• What is being asked: Write out the listing below without alteration, omitting its pictures.

• Listing:
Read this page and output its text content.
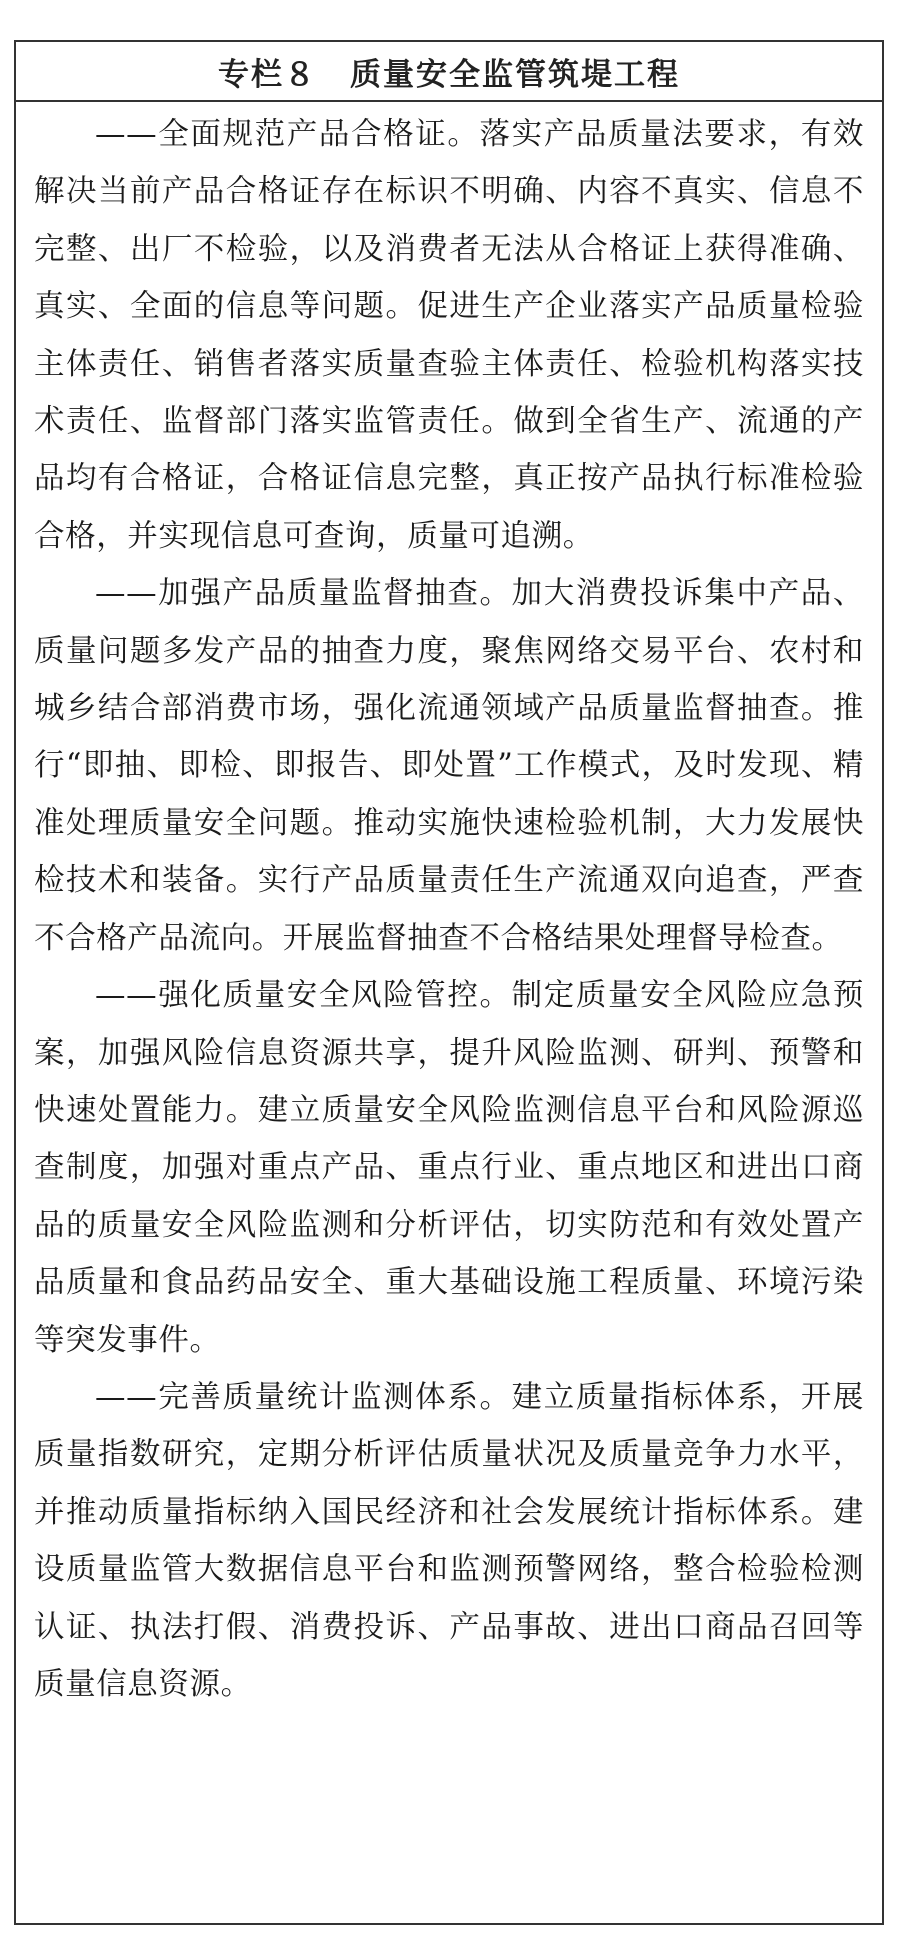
专栏８　质量安全监管筑堤工程

——全面规范产品合格证。落实产品质量法要求，有效解决当前产品合格证存在标识不明确、内容不真实、信息不完整、出厂不检验，以及消费者无法从合格证上获得准确、真实、全面的信息等问题。促进生产企业落实产品质量检验主体责任、销售者落实质量查验主体责任、检验机构落实技术责任、监督部门落实监管责任。做到全省生产、流通的产品均有合格证，合格证信息完整，真正按产品执行标准检验合格，并实现信息可查询，质量可追溯。

——加强产品质量监督抽查。加大消费投诉集中产品、质量问题多发产品的抽查力度，聚焦网络交易平台、农村和城乡结合部消费市场，强化流通领域产品质量监督抽查。推行“即抽、即检、即报告、即处置”工作模式，及时发现、精准处理质量安全问题。推动实施快速检验机制，大力发展快检技术和装备。实行产品质量责任生产流通双向追查，严查不合格产品流向。开展监督抽查不合格结果处理督导检查。

——强化质量安全风险管控。制定质量安全风险应急预案，加强风险信息资源共享，提升风险监测、研判、预警和快速处置能力。建立质量安全风险监测信息平台和风险源巡查制度，加强对重点产品、重点行业、重点地区和进出口商品的质量安全风险监测和分析评估，切实防范和有效处置产品质量和食品药品安全、重大基础设施工程质量、环境污染等突发事件。

——完善质量统计监测体系。建立质量指标体系，开展质量指数研究，定期分析评估质量状况及质量竞争力水平，并推动质量指标纳入国民经济和社会发展统计指标体系。建设质量监管大数据信息平台和监测预警网络，整合检验检测认证、执法打假、消费投诉、产品事故、进出口商品召回等质量信息资源。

• Result of this exercise:
Read this page and output its text content.
专栏８　质量安全监管筑堤工程

——全面规范产品合格证。落实产品质量法要求，有效解决当前产品合格证存在标识不明确、内容不真实、信息不完整、出厂不检验，以及消费者无法从合格证上获得准确、真实、全面的信息等问题。促进生产企业落实产品质量检验主体责任、销售者落实质量查验主体责任、检验机构落实技术责任、监督部门落实监管责任。做到全省生产、流通的产品均有合格证，合格证信息完整，真正按产品执行标准检验合格，并实现信息可查询，质量可追溯。

——加强产品质量监督抽查。加大消费投诉集中产品、质量问题多发产品的抽查力度，聚焦网络交易平台、农村和城乡结合部消费市场，强化流通领域产品质量监督抽查。推行“即抽、即检、即报告、即处置”工作模式，及时发现、精准处理质量安全问题。推动实施快速检验机制，大力发展快检技术和装备。实行产品质量责任生产流通双向追查，严查不合格产品流向。开展监督抽查不合格结果处理督导检查。

——强化质量安全风险管控。制定质量安全风险应急预案，加强风险信息资源共享，提升风险监测、研判、预警和快速处置能力。建立质量安全风险监测信息平台和风险源巡查制度，加强对重点产品、重点行业、重点地区和进出口商品的质量安全风险监测和分析评估，切实防范和有效处置产品质量和食品药品安全、重大基础设施工程质量、环境污染等突发事件。

——完善质量统计监测体系。建立质量指标体系，开展质量指数研究，定期分析评估质量状况及质量竞争力水平，并推动质量指标纳入国民经济和社会发展统计指标体系。建设质量监管大数据信息平台和监测预警网络，整合检验检测认证、执法打假、消费投诉、产品事故、进出口商品召回等质量信息资源。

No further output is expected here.